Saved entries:
⟨

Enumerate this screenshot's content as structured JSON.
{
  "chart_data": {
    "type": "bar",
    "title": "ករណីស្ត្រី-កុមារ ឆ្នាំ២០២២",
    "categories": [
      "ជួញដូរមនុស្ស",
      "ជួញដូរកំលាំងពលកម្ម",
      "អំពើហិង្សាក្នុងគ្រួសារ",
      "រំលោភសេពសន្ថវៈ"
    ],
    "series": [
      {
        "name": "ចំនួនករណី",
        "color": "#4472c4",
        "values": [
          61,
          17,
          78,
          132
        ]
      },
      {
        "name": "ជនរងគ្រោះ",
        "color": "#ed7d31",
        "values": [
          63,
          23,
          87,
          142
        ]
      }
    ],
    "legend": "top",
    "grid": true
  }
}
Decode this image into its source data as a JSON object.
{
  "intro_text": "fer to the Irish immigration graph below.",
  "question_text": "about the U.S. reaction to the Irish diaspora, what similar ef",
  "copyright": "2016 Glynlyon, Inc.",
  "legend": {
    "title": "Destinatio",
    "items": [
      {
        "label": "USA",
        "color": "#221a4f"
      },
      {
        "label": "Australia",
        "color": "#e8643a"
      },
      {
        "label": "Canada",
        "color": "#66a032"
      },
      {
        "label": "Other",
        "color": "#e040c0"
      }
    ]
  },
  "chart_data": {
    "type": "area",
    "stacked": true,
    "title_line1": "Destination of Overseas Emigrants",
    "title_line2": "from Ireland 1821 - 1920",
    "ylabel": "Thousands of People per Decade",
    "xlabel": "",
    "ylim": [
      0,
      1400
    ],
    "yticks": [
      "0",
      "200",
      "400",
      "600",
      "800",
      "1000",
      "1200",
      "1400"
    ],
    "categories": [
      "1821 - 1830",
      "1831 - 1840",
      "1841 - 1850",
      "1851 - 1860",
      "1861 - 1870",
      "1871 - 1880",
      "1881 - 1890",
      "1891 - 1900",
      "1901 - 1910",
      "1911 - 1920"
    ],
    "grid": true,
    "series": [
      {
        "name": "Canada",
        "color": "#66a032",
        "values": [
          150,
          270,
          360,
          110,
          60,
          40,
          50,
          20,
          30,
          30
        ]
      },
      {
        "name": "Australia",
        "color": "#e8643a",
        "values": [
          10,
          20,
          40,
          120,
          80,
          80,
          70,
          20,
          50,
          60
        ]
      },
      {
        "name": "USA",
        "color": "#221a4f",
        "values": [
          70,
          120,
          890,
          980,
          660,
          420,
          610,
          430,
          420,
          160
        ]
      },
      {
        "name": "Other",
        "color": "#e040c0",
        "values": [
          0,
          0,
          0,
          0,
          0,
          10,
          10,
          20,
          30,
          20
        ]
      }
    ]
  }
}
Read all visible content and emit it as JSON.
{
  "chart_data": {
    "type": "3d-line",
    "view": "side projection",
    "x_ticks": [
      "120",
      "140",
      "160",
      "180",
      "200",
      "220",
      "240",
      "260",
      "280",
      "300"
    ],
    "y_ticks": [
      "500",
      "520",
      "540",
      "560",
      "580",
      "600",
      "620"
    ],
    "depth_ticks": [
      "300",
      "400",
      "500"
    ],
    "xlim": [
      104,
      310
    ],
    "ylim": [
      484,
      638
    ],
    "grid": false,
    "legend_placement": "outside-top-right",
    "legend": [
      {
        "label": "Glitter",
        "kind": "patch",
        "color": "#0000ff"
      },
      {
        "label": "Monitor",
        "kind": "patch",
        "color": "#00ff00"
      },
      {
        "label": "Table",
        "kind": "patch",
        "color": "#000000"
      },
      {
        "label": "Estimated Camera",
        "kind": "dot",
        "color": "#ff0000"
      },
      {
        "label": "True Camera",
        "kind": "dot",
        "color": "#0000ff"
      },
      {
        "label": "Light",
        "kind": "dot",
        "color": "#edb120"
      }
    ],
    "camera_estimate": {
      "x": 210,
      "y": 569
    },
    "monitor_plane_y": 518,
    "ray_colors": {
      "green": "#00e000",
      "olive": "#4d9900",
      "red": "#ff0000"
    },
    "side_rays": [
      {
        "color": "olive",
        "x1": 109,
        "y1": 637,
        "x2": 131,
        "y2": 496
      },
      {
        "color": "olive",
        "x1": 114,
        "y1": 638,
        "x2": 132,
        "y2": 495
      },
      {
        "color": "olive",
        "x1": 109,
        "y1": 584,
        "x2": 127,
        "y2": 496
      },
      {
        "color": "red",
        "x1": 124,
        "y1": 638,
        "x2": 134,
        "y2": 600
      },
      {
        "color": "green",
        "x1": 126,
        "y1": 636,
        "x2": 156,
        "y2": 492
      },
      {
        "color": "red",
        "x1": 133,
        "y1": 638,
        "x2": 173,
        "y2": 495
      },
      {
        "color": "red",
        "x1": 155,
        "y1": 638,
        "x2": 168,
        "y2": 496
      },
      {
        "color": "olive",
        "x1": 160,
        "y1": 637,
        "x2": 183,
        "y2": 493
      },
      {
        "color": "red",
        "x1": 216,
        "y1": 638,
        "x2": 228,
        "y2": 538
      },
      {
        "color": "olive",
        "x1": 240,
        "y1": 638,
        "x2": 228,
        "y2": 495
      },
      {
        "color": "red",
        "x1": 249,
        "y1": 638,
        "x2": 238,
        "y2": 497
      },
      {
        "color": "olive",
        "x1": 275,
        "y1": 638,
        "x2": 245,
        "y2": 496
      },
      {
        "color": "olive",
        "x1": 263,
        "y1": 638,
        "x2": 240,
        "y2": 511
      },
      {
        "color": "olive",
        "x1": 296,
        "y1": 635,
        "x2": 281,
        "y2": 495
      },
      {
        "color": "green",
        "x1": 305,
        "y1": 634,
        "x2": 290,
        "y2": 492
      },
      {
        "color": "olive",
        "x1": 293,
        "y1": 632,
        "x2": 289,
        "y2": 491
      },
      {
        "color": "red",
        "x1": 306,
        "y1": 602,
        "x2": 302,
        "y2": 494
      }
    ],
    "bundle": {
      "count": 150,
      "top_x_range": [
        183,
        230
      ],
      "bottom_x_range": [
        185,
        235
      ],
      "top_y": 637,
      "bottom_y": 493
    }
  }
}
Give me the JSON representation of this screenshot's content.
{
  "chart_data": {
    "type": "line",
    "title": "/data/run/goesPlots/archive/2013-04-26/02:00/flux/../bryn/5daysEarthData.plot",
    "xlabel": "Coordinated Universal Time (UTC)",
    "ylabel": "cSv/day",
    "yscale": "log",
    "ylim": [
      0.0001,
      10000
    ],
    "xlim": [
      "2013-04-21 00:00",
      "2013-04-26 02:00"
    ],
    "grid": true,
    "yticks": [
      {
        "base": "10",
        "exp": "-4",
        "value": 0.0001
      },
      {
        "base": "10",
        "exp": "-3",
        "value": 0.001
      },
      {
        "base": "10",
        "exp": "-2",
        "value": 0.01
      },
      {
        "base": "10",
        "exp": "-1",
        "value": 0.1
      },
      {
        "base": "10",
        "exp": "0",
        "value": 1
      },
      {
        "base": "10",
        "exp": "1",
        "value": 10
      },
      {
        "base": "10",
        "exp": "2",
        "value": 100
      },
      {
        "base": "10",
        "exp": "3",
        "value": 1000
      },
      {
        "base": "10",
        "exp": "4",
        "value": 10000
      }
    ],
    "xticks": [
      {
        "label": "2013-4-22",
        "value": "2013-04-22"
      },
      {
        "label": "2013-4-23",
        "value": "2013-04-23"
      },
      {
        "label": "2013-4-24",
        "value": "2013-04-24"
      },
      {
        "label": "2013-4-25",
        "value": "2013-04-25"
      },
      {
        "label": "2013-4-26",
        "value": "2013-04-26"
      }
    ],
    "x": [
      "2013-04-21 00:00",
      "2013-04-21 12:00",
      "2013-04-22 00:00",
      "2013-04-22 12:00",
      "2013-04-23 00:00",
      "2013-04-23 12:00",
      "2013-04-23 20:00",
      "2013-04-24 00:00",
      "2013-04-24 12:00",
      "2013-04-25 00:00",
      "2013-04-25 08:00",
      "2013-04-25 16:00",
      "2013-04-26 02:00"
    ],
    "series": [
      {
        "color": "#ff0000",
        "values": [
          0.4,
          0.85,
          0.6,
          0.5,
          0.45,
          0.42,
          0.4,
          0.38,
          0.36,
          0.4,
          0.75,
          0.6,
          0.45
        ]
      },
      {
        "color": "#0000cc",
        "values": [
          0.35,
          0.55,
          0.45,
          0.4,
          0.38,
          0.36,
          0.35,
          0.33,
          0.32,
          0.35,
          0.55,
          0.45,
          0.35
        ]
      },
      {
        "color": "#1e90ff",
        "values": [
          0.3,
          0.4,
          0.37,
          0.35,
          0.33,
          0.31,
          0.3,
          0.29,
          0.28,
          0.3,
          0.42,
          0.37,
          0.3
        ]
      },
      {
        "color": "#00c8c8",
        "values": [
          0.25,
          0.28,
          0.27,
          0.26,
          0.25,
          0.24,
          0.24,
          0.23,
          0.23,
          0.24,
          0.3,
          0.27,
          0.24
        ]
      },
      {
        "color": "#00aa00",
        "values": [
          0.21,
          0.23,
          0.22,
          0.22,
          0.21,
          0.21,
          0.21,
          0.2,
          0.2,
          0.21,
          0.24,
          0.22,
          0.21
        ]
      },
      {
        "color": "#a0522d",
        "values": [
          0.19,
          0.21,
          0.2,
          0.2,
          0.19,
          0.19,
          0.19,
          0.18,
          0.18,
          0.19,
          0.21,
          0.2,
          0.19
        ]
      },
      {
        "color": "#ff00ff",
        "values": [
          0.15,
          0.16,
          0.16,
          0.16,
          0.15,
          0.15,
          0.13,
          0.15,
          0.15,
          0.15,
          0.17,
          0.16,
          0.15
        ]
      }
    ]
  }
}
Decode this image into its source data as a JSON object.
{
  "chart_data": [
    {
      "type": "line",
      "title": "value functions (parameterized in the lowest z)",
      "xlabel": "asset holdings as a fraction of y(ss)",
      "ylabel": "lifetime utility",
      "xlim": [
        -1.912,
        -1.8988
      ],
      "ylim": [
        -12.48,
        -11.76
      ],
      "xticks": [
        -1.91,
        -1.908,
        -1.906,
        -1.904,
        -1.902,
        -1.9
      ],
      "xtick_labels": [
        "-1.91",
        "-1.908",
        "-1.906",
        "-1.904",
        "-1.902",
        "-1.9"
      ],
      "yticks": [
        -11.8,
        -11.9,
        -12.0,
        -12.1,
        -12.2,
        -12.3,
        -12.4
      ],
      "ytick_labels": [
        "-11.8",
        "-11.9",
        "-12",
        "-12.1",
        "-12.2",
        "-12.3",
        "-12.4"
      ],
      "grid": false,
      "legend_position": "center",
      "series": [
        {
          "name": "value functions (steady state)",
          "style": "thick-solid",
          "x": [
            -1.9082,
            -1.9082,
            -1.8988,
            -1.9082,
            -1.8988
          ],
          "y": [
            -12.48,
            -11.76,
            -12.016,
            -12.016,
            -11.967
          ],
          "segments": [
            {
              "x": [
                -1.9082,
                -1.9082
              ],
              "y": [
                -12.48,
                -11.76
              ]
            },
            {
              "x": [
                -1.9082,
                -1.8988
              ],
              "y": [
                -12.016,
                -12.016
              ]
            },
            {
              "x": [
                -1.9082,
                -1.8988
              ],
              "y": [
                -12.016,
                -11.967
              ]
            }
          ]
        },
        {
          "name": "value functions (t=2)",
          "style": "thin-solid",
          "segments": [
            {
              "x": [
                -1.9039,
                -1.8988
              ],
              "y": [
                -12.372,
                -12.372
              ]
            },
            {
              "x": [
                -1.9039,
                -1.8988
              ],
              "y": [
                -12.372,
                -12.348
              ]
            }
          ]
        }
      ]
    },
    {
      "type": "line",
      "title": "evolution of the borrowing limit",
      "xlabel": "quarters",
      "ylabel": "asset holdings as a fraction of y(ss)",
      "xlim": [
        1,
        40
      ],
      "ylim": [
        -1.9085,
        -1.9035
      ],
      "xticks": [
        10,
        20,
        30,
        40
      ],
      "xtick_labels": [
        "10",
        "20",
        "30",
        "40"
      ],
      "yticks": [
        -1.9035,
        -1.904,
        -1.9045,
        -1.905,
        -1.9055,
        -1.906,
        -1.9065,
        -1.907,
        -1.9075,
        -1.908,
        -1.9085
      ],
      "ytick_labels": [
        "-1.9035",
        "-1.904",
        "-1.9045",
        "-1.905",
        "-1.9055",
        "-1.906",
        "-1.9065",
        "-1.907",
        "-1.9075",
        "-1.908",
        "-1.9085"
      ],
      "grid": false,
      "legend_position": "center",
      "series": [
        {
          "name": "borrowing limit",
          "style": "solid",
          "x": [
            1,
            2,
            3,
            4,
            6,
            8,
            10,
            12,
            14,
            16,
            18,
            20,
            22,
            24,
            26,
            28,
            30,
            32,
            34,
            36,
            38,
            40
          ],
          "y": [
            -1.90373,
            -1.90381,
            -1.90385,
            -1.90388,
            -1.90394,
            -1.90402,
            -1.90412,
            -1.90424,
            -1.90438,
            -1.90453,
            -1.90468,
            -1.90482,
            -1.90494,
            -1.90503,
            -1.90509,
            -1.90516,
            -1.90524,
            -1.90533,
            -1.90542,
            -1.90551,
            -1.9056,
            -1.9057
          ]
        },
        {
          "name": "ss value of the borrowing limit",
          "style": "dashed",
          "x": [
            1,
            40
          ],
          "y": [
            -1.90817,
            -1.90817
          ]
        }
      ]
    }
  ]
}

⟩

● **WHAT YOU ARE ASKED TO DO**
In the records above, how many lines hold the string "limit"? Reply with only the number.

● **RESULT**
3